— Record set —
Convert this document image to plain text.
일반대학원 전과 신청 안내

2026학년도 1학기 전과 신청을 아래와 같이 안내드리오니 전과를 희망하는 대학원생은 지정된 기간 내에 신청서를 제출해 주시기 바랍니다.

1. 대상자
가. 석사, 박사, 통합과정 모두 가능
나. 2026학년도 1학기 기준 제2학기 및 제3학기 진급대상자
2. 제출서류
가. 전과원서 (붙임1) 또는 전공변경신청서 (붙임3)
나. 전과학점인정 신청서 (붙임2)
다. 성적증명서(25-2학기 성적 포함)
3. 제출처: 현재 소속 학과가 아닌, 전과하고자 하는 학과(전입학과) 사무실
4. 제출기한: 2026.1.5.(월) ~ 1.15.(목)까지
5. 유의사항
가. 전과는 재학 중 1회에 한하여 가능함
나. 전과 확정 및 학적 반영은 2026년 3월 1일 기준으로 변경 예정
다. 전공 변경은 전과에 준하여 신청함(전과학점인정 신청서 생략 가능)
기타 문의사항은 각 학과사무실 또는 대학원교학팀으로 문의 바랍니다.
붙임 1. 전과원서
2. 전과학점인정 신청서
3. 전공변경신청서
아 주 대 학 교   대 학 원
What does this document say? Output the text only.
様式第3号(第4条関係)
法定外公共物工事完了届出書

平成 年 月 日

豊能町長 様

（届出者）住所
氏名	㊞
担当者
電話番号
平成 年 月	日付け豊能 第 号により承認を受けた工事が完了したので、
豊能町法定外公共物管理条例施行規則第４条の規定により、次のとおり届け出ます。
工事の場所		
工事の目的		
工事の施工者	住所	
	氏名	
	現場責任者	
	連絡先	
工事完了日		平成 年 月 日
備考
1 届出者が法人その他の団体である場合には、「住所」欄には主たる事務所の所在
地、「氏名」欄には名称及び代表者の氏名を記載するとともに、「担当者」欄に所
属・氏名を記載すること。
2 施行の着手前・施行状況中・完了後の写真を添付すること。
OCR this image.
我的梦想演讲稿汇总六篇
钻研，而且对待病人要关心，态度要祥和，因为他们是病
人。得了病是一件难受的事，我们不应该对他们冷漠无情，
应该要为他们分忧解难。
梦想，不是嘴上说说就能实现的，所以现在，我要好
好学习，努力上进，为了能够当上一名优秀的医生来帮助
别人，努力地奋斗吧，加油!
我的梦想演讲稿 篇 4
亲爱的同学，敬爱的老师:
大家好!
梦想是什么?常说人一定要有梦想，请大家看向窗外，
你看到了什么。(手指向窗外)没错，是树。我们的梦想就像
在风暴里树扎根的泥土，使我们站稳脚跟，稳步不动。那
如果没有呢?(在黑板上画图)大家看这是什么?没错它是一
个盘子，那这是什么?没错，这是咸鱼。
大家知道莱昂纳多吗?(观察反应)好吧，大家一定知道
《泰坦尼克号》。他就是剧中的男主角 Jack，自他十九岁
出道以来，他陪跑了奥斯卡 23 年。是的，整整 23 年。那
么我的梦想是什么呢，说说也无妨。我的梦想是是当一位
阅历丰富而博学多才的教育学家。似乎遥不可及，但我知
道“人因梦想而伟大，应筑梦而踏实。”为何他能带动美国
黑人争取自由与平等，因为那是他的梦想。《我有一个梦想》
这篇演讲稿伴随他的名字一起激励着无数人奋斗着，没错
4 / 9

— Exercise —
Go through the entries above and pull out each line with "document" in it.

— Final answer —
Convert this document image to plain text.
What does this document say? Output the text only.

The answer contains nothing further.